PROBLEM DESCRIPTION
Omit the images. Copy each entry word for word.

INPUT RECORDS
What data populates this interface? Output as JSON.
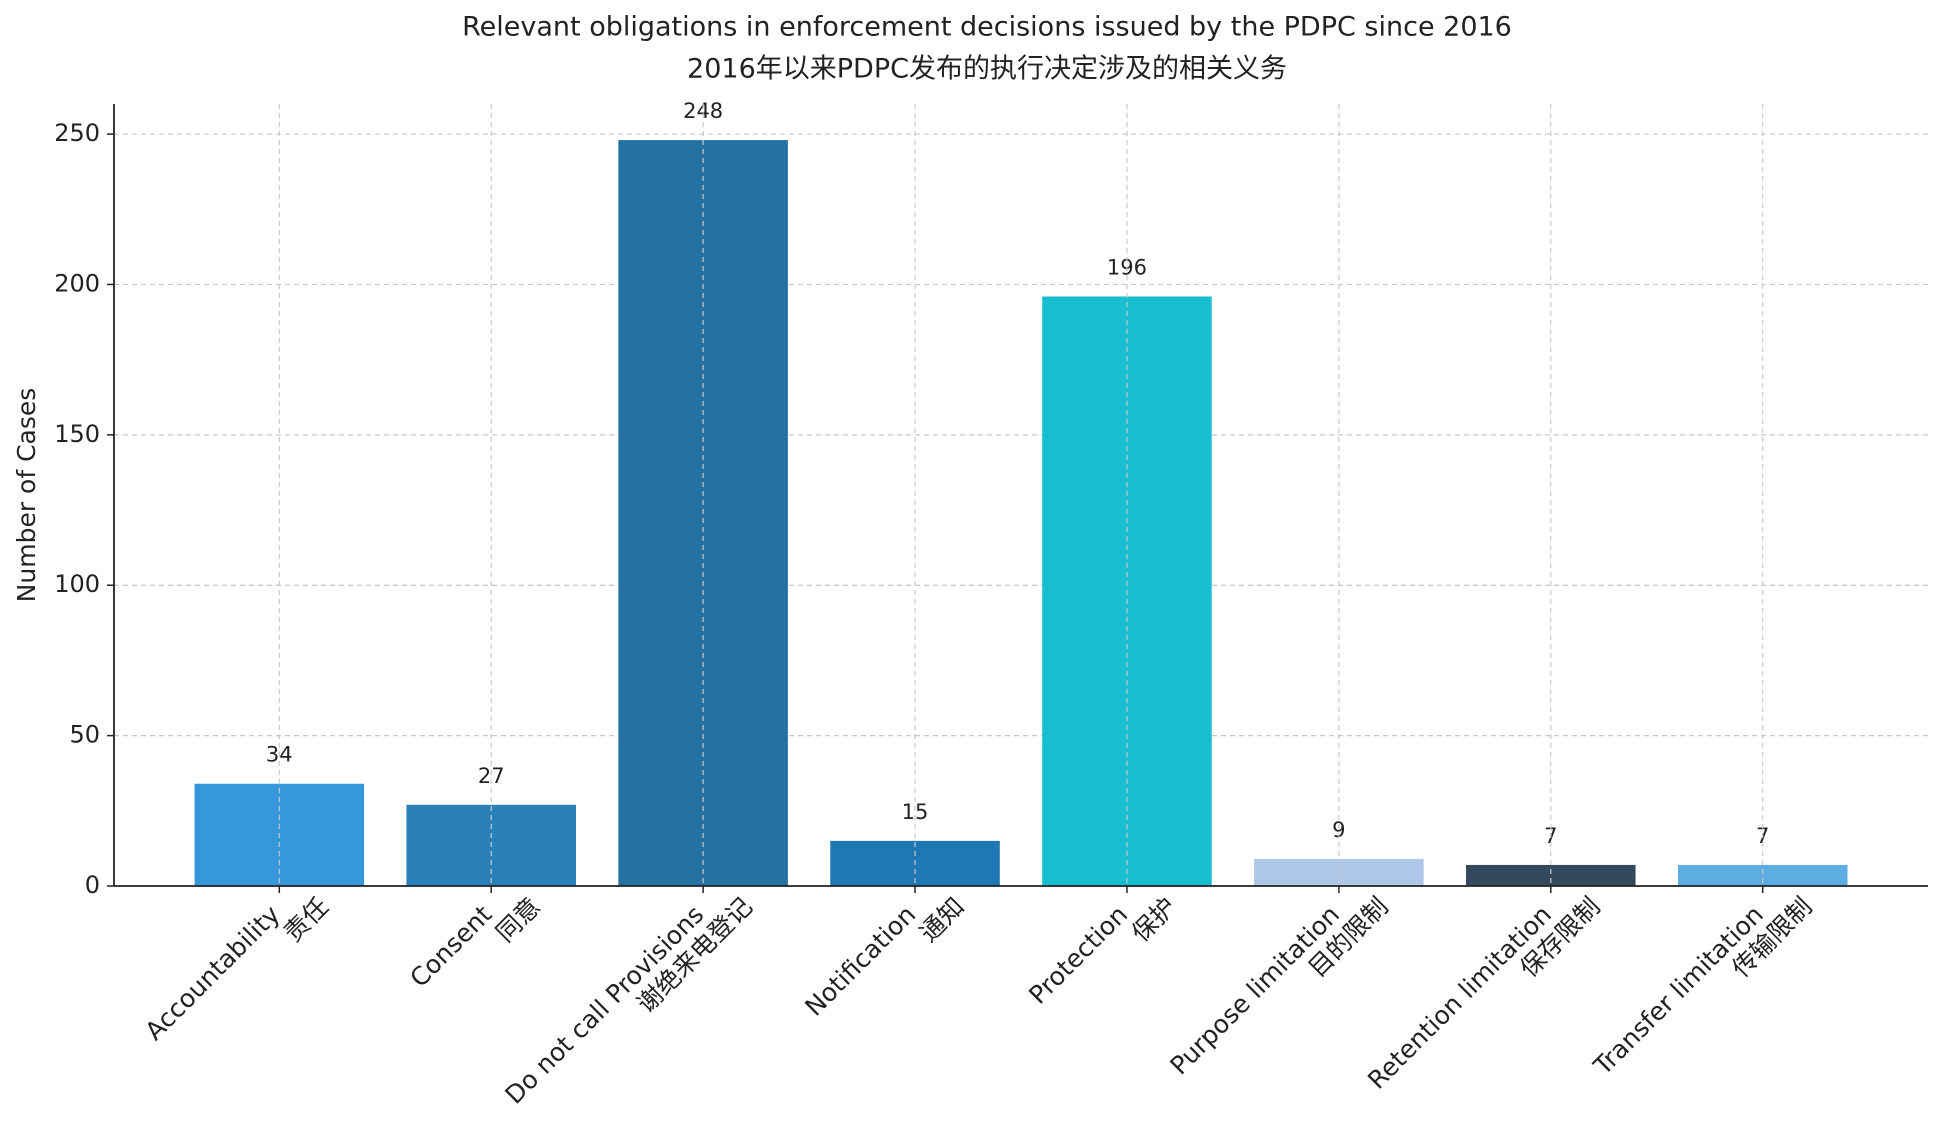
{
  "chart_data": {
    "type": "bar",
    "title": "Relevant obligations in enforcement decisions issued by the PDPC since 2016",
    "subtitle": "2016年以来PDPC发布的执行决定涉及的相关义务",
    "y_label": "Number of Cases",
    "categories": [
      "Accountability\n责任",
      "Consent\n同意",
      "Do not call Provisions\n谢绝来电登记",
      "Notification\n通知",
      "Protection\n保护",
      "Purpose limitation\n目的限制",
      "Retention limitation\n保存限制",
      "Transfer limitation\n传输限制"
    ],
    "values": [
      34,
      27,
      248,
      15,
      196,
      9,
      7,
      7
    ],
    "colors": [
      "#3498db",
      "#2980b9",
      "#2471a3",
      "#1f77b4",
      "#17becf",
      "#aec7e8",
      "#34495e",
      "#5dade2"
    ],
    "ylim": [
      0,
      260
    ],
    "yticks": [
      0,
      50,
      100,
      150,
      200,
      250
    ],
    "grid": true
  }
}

COMPLETE ANSWER
What data populates this interface? Output as JSON.
{
  "chart_data": {
    "type": "bar",
    "title": "Relevant obligations in enforcement decisions issued by the PDPC since 2016",
    "subtitle": "2016年以来PDPC发布的执行决定涉及的相关义务",
    "y_label": "Number of Cases",
    "categories": [
      "Accountability\n责任",
      "Consent\n同意",
      "Do not call Provisions\n谢绝来电登记",
      "Notification\n通知",
      "Protection\n保护",
      "Purpose limitation\n目的限制",
      "Retention limitation\n保存限制",
      "Transfer limitation\n传输限制"
    ],
    "values": [
      34,
      27,
      248,
      15,
      196,
      9,
      7,
      7
    ],
    "colors": [
      "#3498db",
      "#2980b9",
      "#2471a3",
      "#1f77b4",
      "#17becf",
      "#aec7e8",
      "#34495e",
      "#5dade2"
    ],
    "ylim": [
      0,
      260
    ],
    "yticks": [
      0,
      50,
      100,
      150,
      200,
      250
    ],
    "grid": true
  }
}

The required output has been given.